* [TASK OBJECTIVE]: Provide an exact copy of the data, excluding the images.

Data records:
'''
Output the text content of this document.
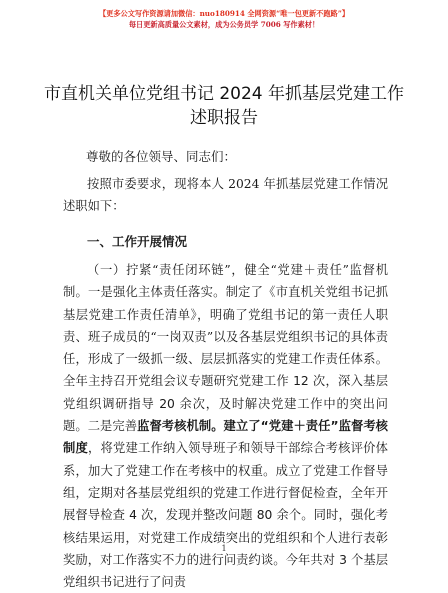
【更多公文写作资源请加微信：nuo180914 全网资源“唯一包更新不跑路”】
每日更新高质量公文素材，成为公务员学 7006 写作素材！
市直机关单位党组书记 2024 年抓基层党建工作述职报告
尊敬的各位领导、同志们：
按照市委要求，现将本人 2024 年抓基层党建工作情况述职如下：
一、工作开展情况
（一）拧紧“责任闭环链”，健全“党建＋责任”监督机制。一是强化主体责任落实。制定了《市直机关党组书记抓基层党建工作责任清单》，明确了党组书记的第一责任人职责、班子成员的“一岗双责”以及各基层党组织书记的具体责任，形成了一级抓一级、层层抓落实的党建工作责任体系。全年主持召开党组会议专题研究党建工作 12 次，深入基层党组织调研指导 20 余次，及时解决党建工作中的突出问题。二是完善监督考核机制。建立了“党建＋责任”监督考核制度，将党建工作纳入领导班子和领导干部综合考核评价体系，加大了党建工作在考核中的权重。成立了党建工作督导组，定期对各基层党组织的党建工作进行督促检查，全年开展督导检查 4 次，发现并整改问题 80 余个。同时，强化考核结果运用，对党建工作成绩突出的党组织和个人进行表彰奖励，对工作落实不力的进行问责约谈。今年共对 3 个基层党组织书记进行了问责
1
'''
* [TASK RESPONSE]:
Output the text content of this document.
【更多公文写作资源请加微信：nuo180914 全网资源“唯一包更新不跑路”】
每日更新高质量公文素材，成为公务员学 7006 写作素材！
市直机关单位党组书记 2024 年抓基层党建工作述职报告
尊敬的各位领导、同志们：
按照市委要求，现将本人 2024 年抓基层党建工作情况述职如下：
一、工作开展情况
（一）拧紧“责任闭环链”，健全“党建＋责任”监督机制。一是强化主体责任落实。制定了《市直机关党组书记抓基层党建工作责任清单》，明确了党组书记的第一责任人职责、班子成员的“一岗双责”以及各基层党组织书记的具体责任，形成了一级抓一级、层层抓落实的党建工作责任体系。全年主持召开党组会议专题研究党建工作 12 次，深入基层党组织调研指导 20 余次，及时解决党建工作中的突出问题。二是完善监督考核机制。建立了“党建＋责任”监督考核制度，将党建工作纳入领导班子和领导干部综合考核评价体系，加大了党建工作在考核中的权重。成立了党建工作督导组，定期对各基层党组织的党建工作进行督促检查，全年开展督导检查 4 次，发现并整改问题 80 余个。同时，强化考核结果运用，对党建工作成绩突出的党组织和个人进行表彰奖励，对工作落实不力的进行问责约谈。今年共对 3 个基层党组织书记进行了问责
1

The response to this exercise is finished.